(Extracted data entries)
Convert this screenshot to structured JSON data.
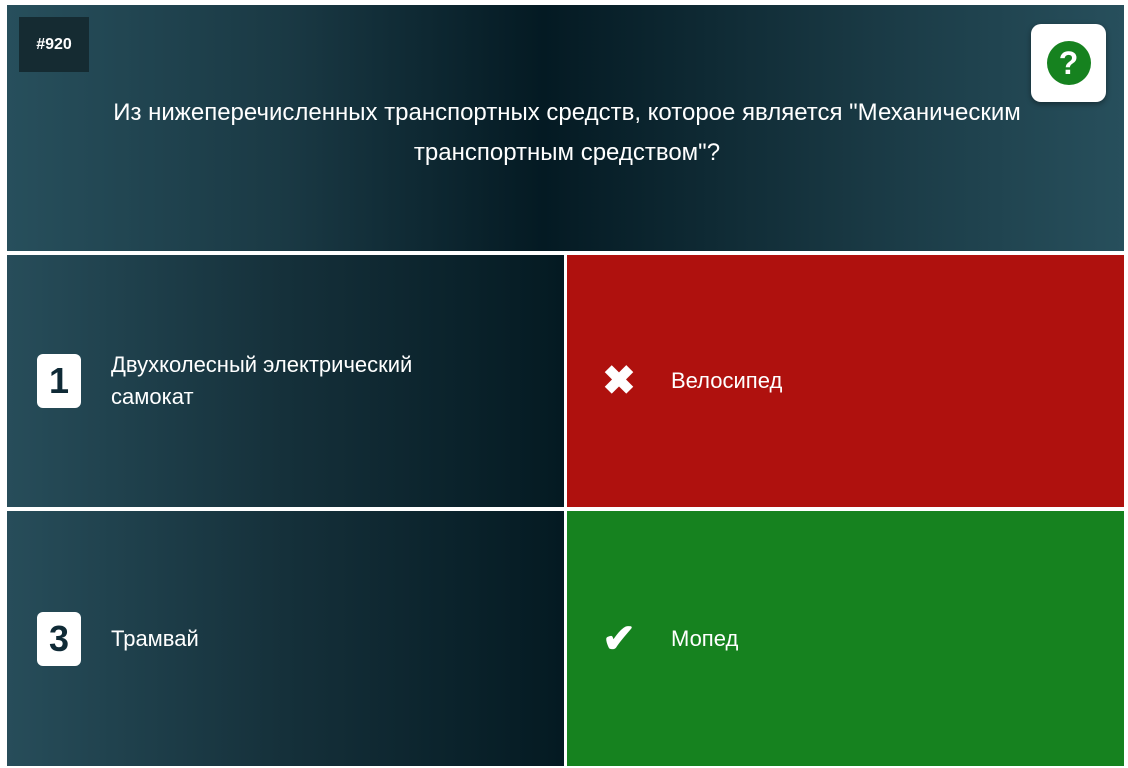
{
  "question": {
    "number": "#920",
    "text": "Из нижеперечисленных транспортных средств, которое является \"Механическим транспортным средством\"?"
  },
  "help": {
    "icon": "?"
  },
  "answers": [
    {
      "number": "1",
      "label": "Двухколесный электрический самокат",
      "state": "neutral"
    },
    {
      "icon": "✖",
      "label": "Велосипед",
      "state": "wrong",
      "color": "#af110e"
    },
    {
      "number": "3",
      "label": "Трамвай",
      "state": "neutral"
    },
    {
      "icon": "✔",
      "label": "Мопед",
      "state": "correct",
      "color": "#16821f"
    }
  ]
}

- Aim of the exercise
Print the complete listing exactly as it stands, without its pictures.

- Answer in full
Convert this screenshot to structured JSON data.
{
  "question": {
    "number": "#920",
    "text": "Из нижеперечисленных транспортных средств, которое является \"Механическим транспортным средством\"?"
  },
  "help": {
    "icon": "?"
  },
  "answers": [
    {
      "number": "1",
      "label": "Двухколесный электрический самокат",
      "state": "neutral"
    },
    {
      "icon": "✖",
      "label": "Велосипед",
      "state": "wrong",
      "color": "#af110e"
    },
    {
      "number": "3",
      "label": "Трамвай",
      "state": "neutral"
    },
    {
      "icon": "✔",
      "label": "Мопед",
      "state": "correct",
      "color": "#16821f"
    }
  ]
}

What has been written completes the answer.